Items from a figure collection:

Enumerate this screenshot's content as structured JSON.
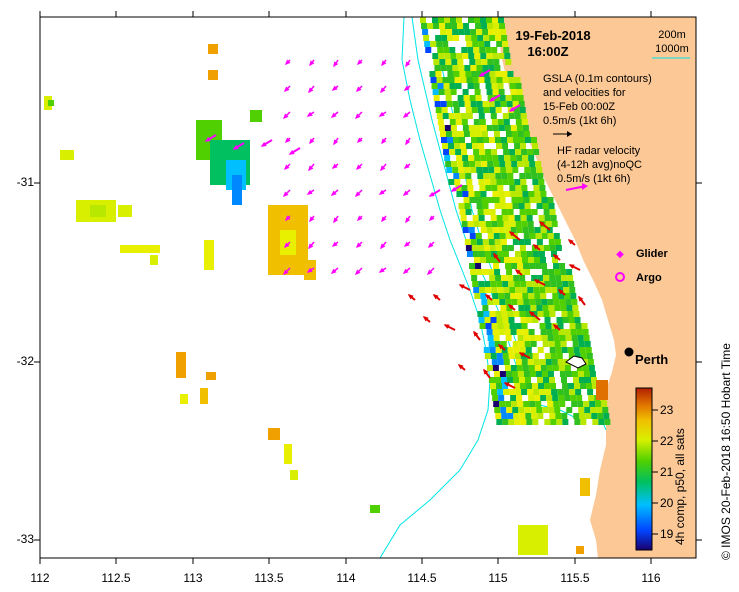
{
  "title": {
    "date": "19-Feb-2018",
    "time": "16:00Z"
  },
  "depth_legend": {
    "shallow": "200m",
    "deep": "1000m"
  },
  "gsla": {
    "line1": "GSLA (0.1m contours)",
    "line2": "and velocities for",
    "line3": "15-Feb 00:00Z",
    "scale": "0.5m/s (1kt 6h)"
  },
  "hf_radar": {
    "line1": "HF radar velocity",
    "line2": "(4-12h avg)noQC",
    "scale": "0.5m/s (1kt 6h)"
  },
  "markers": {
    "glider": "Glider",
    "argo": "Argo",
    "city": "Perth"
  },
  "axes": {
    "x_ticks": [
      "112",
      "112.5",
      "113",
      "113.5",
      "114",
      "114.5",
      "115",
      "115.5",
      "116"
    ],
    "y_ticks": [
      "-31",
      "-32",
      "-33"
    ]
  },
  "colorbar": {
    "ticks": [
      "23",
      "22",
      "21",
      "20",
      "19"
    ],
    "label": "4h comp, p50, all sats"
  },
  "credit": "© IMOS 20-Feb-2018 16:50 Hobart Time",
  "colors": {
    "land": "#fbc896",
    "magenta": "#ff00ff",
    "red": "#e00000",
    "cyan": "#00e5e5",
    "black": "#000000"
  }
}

...

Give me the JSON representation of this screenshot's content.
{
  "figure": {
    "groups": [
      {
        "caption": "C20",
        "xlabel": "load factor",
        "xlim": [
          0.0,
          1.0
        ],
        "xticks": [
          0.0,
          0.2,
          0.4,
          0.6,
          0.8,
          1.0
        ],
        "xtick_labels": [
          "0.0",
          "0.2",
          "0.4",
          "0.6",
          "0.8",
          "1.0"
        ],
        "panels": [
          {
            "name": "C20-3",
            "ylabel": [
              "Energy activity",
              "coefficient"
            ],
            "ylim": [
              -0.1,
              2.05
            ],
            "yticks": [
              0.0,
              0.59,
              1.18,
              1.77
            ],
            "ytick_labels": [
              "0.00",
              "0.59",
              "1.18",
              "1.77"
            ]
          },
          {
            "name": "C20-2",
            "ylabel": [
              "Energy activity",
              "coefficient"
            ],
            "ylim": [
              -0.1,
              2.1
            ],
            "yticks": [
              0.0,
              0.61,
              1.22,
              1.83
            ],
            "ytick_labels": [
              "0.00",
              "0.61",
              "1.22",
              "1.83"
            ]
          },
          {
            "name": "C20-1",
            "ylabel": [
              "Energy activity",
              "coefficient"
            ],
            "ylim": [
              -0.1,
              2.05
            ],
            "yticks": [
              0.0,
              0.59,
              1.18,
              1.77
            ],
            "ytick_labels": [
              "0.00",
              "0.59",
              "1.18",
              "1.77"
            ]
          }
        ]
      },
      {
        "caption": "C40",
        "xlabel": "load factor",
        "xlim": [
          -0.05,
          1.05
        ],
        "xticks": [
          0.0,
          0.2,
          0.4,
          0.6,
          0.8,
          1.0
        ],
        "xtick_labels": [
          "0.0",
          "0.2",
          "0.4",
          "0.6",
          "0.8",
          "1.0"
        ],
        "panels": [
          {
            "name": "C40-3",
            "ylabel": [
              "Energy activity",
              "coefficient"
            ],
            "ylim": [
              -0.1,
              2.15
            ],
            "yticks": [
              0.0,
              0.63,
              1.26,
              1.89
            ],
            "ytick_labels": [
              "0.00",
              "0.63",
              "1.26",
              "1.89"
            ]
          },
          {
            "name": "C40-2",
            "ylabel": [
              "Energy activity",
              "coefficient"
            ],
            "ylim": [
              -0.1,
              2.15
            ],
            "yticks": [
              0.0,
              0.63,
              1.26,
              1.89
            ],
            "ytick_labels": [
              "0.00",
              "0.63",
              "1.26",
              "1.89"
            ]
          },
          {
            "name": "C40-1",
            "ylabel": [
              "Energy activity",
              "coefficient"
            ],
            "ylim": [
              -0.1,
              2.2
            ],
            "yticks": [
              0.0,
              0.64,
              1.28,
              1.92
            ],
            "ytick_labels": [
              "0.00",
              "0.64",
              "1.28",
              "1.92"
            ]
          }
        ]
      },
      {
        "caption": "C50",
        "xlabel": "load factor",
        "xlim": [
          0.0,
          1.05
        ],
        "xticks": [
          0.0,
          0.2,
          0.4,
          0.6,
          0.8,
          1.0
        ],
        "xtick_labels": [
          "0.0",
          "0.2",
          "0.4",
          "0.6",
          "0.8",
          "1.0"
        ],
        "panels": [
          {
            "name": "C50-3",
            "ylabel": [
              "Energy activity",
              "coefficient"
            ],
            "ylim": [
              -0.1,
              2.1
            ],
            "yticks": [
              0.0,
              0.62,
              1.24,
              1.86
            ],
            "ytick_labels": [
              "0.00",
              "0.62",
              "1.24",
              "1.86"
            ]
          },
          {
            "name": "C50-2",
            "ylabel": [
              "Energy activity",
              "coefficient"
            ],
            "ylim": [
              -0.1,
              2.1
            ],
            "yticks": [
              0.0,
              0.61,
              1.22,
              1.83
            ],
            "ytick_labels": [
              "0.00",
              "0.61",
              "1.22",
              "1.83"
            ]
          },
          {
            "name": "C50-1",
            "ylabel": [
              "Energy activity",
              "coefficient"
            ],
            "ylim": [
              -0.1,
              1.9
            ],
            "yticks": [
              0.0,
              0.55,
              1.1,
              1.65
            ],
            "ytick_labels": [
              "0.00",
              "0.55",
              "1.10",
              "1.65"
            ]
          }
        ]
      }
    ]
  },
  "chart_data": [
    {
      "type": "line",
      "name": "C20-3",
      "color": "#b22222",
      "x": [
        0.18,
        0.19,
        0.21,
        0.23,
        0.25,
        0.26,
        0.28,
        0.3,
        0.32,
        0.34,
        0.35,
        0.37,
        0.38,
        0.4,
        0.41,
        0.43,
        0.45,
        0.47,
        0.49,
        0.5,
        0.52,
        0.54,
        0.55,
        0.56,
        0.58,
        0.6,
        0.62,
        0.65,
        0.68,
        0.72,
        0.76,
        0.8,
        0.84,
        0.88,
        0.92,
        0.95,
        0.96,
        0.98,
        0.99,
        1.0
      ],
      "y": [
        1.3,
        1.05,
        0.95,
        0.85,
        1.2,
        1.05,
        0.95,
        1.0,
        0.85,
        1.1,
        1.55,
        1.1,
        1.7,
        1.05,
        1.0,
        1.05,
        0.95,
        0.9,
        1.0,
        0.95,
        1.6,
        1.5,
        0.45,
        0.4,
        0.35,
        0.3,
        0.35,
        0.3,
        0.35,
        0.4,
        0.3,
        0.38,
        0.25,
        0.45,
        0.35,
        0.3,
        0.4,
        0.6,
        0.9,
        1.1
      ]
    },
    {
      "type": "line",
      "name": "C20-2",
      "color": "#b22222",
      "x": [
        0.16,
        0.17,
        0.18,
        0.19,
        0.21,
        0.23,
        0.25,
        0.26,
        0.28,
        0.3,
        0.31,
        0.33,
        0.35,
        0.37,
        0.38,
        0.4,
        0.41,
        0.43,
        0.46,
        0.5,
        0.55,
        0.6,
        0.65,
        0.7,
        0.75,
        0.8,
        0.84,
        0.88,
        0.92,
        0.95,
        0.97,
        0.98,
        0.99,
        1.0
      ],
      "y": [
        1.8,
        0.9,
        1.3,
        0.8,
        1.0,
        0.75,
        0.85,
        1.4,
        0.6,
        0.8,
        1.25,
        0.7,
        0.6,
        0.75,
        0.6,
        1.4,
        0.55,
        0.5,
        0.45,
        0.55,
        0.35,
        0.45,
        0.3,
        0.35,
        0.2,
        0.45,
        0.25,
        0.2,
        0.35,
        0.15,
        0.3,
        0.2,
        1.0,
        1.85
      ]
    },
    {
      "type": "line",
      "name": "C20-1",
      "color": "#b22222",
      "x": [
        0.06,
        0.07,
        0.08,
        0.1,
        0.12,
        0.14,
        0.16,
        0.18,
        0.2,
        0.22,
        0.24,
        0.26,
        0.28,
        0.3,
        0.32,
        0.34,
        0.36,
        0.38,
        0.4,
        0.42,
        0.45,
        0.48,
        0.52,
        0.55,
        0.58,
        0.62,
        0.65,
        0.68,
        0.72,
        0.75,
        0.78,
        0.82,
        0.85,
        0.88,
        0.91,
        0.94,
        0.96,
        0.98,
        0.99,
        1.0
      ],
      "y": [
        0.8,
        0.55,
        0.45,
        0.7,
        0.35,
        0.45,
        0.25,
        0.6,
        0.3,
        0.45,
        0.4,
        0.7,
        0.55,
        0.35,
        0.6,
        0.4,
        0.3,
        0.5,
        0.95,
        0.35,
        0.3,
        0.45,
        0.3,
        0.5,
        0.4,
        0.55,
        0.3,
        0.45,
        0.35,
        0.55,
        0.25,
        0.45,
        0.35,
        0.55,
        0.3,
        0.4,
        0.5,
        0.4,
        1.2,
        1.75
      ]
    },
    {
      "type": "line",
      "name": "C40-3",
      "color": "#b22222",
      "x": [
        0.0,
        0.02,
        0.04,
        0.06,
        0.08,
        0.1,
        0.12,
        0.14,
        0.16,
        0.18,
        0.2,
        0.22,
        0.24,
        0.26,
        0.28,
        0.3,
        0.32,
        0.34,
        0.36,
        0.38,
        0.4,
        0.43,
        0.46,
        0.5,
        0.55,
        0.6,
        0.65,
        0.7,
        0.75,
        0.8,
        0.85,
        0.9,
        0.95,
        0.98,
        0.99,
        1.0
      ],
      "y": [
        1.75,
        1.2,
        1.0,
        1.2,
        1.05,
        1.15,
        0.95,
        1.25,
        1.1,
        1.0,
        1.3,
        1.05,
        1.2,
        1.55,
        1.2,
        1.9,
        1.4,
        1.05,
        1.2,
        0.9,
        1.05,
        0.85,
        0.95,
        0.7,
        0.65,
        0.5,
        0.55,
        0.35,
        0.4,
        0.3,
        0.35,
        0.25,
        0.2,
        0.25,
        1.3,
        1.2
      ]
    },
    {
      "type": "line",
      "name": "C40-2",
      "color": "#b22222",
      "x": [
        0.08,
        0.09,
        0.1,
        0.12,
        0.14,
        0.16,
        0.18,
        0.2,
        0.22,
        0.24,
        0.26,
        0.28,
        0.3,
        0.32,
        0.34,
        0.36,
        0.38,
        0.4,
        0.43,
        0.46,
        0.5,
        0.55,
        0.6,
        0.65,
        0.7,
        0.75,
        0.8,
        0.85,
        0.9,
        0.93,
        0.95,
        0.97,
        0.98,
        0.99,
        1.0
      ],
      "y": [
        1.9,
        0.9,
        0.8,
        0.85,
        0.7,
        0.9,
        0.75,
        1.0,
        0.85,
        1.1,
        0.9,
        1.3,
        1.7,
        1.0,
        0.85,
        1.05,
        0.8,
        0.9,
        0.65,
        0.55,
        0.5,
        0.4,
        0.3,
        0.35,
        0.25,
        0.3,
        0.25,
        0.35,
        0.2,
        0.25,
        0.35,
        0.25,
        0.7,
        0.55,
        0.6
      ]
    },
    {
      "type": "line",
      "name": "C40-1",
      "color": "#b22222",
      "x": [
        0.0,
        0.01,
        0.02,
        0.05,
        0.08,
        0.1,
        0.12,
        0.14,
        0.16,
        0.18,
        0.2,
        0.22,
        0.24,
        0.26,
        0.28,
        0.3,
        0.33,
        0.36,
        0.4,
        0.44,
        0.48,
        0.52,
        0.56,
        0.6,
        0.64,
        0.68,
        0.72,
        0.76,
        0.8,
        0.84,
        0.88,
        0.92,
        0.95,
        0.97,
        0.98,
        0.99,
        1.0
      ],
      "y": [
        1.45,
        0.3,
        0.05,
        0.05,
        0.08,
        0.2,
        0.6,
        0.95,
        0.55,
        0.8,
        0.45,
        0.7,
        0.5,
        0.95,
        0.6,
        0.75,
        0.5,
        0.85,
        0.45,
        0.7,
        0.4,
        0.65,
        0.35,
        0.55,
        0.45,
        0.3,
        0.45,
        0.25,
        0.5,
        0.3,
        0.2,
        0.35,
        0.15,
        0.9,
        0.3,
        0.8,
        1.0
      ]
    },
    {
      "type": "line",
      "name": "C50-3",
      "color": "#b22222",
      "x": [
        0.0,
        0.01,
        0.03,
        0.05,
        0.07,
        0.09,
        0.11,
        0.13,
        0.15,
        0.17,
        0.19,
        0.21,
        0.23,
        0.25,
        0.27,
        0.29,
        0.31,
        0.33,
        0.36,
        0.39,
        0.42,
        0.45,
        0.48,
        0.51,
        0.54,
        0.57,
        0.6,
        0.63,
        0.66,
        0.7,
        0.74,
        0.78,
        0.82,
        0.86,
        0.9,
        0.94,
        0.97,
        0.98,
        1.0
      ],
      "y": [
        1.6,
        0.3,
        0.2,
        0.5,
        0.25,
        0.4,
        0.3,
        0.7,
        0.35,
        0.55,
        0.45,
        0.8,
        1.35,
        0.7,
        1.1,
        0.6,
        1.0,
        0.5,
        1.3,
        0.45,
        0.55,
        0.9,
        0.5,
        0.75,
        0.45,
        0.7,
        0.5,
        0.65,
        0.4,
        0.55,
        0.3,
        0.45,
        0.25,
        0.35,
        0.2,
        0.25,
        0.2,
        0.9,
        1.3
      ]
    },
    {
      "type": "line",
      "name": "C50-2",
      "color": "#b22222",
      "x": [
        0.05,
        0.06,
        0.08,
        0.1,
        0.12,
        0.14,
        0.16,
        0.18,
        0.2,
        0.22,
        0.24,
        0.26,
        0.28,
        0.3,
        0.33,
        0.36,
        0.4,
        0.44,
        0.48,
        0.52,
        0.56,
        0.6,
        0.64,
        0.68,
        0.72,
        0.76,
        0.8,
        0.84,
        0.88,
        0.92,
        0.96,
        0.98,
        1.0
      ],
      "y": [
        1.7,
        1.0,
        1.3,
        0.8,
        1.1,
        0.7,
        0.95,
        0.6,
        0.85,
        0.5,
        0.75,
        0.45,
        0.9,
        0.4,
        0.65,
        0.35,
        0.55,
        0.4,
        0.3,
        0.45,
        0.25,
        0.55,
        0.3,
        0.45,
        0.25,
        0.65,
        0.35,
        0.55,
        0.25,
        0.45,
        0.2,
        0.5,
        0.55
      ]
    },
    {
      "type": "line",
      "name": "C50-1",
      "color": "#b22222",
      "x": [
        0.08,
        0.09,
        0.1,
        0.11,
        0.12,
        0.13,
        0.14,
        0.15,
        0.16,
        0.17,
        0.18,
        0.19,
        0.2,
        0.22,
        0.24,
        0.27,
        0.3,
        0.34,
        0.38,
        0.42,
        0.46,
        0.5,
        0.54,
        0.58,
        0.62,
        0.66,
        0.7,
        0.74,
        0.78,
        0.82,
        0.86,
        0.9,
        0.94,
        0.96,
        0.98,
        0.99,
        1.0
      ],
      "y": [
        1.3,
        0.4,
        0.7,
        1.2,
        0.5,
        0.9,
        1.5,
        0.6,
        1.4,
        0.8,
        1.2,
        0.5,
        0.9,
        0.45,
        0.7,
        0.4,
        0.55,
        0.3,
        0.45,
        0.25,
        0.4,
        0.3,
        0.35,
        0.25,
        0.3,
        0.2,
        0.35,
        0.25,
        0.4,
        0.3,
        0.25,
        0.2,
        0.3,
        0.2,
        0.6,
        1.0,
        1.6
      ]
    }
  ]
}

Exercise:
From the data above, copy each line that has the string "caption".

Result:
        "caption": "C20",
        "caption": "C40",
        "caption": "C50",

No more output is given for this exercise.